TEACHING METHODS: The course will consist of both lectures and discussions guided by the professor with a view to enabling students to attain all learning outcomes outlined above as well as making a choral reflection on the relation between philosophy and literature possible. Furthermore, there is the opportunity to prepare short papers on a topic previously agreed on and to present them in class. The plurality of teaching methods is conceived of as a way of helping students, who will be offered as wide a range of learning paths as possible.
1) Learning materials published on e-learning;
2) Two texts to be chosen among the following ones:
a) F. Schiller, I masnadieri, ed. by M. D. Ponti, transl. by B. Allason, Einaudi, Torino 1969 (or other reprint) or in F. Schiller, I Masnadieri Don Carlos Maria Stuarda, ed. by E. Groppali, Garzanti, Milano 2000 (1991), pp. 1-167;
b) F. Schiller, Intrigo e amore, ed. by A. Busi, BUR, Milano 2002 (1994);
c) F. Schiller, Don Carlos, ed. by M. C. Foi, Marsilio, Venezia 2004, or in F. Schiller, I Masnadieri Don Carlos Maria Stuarda, ed. by E. Groppali, Garzanti, Milano 2000 (1991), pp. 169-365.
3) L. A. Macor, Il giro fangoso dell’umana destinazione. Friedrich Schiller dall’illuminismo al criticismo, ETS, Pisa 2008.
FURTHER READING (OPTIONAL):
1) E. Berti, Che effetto fa la poesia?, in E. Berti, In principio era la meraviglia. Le grandi questioni della filosofia antica, Laterza, Roma – Bari 2007, pp. 217-240 (or other reprint);
2) G. Pinna, Introduzione a Schiller, Laterza, Roma – Bari 2012;
3) L. A. Macor, The Bankruptcy of Love: Schiller’s Early Ethics, in Publications of the English Goethe Society 86 (2017), 1, pp. 29-41.
LEARNING MATERIALS: Additional learning materials, which will form part of the mandatory reading, will be published on e-learning.
|F. Schiller||Don Carlos||Marsilio||2004|
|L. A. Macor||Il giro fangoso dell'umana destinazione. Friedrich Schiller dall'illuminismo al criticismo||ETS||2008|
|F. Schiller||I masnadieri||Einaudi||1969|
|F. Schiller||I Masnadieri Don Carlos Maria Stuarda||Garzanti||2000|
|F. Schiller||Intrigo e amore||BUR||2002|
Oral exam + optional presentation in class.
The exam aims to assess the attainment of the course’s learning outcomes, and this will be addressed as follows:
1) presentation of one or more topics dealt with in the first two parts of the course (Introduction to philosophy and Ancient Greek thought): students will have to demonstrate possession of basic facts and notions, showing ability to explain them in a systematic manner and follow their diachronic development–this will be achieved by either replying to an open question or commenting on a text figuring among those read and discussed in class (and published online on e-learning, cf. 1 of the Mandatory reading);
2) presentation of one or more philosophical issues arising in the two works of Schiller chosen (cf. 2 of the Mandatory reading), possibly profiting from the book indicated in 3 of the Mandatory reading: students will have to demonstrate understanding of the relevant philosophical theses, knowledge of the historical context and, lastly, awareness of the philosophical implications of the literary medium.
Each part of the exam has equal weighting, i.e., 1/2 of the final mark. Students who will have presented an optional short paper will be exempt from the part of the exam corresponding to the nature of the work already done (depending on whether it addressed topics of the first two parts or the third part of the course). The paper’s assessment will contribute a half of the final total.
No distinction will be made between attending and non-attending students.

_REQUIRED TASK 1_. Convert the listing, from its first line through the line containing "bullet-text: Make your", into a JSON list of strings with one string per line and no blank lines.

_LISTED ENTRIES_.
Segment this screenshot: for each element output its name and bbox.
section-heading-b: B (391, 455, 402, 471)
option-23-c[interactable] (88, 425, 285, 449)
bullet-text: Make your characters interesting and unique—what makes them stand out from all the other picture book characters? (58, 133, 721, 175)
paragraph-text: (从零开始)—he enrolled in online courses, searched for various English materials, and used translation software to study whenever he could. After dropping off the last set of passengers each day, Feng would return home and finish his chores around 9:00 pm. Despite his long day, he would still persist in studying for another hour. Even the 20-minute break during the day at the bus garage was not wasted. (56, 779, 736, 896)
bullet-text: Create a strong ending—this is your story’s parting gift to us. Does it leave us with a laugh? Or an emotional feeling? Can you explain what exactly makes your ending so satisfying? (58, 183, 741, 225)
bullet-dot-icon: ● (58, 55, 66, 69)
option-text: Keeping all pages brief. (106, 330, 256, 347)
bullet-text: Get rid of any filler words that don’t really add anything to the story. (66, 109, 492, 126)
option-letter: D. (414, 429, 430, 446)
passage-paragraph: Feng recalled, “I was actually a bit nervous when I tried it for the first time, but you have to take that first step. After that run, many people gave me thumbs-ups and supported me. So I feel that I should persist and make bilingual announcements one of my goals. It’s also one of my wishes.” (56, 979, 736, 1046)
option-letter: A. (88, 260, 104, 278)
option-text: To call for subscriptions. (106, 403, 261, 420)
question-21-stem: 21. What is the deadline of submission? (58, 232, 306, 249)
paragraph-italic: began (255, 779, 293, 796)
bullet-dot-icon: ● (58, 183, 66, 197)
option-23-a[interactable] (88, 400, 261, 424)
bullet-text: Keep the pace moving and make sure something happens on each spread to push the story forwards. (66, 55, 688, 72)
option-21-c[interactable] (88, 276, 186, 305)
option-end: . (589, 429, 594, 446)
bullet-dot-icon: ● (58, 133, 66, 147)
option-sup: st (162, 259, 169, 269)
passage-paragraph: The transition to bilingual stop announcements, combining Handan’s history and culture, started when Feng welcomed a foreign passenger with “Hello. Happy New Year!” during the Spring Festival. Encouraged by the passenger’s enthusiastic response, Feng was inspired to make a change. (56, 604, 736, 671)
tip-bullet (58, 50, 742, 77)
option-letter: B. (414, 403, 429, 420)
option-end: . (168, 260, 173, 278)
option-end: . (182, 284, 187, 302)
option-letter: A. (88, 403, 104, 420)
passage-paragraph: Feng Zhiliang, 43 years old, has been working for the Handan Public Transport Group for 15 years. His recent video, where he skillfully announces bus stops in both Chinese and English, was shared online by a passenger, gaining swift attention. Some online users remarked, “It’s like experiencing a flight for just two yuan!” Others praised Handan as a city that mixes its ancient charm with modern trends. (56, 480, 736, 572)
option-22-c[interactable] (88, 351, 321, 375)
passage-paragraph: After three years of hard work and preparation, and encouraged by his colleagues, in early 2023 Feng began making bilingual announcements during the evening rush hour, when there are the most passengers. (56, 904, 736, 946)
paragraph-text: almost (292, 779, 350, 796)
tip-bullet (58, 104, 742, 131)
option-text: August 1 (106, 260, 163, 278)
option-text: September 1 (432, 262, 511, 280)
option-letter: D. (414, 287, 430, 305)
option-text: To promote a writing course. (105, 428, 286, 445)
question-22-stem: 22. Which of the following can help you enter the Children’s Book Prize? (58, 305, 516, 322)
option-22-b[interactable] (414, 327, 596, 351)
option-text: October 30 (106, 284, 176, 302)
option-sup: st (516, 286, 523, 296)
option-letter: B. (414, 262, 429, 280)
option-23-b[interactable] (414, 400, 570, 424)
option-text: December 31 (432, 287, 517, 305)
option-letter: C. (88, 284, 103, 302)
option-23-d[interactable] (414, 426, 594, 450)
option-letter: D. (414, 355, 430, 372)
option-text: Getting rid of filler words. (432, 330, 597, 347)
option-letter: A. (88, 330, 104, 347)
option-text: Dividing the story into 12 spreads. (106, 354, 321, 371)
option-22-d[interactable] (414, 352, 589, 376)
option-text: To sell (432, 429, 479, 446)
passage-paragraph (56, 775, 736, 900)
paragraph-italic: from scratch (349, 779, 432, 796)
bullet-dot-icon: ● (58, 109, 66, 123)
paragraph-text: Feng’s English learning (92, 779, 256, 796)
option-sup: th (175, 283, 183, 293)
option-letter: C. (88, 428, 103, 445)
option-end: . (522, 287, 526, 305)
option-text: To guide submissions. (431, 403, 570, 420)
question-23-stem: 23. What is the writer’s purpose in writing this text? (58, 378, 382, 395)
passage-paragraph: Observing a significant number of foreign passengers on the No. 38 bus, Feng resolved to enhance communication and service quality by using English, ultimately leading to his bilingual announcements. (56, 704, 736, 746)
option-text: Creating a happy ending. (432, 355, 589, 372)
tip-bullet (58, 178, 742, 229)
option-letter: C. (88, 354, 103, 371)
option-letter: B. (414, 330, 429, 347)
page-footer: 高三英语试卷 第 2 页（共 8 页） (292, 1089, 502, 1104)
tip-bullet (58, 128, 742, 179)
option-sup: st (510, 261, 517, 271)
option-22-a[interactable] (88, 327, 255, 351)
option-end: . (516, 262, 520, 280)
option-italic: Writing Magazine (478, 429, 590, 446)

_REQUIRED TASK 2_. In the course description, what share of the final mark does each part of the exam carry?

_PROBLEM SOLUTION 1_.
[
  "Segment this screenshot: for each element output its name and bbox.",
  "section-heading-b: B (391, 455, 402, 471)",
  "option-23-c[interactable] (88, 425, 285, 449)",
  "bullet-text: Make your characters interesting and unique—what makes them stand out from all the other picture book characters? (58, 133, 721, 175)"
]

_PROBLEM SOLUTION 2_. Each part has equal weighting, one half of the final mark.